[START]

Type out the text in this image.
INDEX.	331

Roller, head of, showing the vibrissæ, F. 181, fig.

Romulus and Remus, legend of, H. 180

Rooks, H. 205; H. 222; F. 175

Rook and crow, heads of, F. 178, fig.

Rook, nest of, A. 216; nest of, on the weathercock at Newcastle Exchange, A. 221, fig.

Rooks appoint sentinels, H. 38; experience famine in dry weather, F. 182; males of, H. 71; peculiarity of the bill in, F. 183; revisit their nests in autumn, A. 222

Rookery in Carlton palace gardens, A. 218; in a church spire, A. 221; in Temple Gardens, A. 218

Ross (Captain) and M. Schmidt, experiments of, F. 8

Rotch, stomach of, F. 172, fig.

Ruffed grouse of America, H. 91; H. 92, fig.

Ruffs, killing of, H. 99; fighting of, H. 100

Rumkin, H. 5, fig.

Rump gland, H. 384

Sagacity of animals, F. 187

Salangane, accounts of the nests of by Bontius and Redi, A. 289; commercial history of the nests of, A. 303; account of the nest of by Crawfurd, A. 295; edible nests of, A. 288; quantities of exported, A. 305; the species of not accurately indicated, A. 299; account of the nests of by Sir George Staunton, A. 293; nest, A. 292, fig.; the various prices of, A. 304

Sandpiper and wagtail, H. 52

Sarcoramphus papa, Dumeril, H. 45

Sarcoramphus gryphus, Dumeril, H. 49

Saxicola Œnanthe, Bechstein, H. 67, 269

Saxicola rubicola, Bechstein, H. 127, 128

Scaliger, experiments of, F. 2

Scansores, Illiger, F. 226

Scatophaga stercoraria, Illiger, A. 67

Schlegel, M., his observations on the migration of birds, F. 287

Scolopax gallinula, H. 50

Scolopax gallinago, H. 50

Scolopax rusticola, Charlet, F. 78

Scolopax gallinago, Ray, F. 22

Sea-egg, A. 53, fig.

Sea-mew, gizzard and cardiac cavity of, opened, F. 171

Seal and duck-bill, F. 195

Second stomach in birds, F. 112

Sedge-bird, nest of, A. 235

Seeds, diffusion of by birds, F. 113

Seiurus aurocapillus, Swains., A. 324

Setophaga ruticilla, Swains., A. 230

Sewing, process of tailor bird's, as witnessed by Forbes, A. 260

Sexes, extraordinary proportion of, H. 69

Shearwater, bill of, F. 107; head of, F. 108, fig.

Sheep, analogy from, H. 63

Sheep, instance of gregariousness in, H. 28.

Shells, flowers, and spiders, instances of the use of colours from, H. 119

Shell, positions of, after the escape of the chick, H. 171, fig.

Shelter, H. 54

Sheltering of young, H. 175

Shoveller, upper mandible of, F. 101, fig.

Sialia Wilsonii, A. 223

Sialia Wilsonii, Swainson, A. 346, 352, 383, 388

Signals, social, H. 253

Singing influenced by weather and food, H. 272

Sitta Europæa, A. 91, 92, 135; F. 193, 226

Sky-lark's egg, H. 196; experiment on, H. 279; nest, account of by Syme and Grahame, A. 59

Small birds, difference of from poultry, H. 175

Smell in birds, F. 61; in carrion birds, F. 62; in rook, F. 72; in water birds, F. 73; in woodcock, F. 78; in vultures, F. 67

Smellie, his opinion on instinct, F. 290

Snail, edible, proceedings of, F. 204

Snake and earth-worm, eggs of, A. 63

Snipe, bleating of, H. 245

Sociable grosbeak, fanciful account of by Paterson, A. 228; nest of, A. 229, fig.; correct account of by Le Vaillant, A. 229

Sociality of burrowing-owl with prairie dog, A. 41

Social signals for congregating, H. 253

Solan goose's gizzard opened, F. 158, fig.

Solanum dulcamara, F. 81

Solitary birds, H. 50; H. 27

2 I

[END]

DIRECTIONS: Copy out every line that includes the word "Sheep".

OUTPUT:
Sheep, analogy from, H. 63
Sheep, instance of gregariousness in, H. 28.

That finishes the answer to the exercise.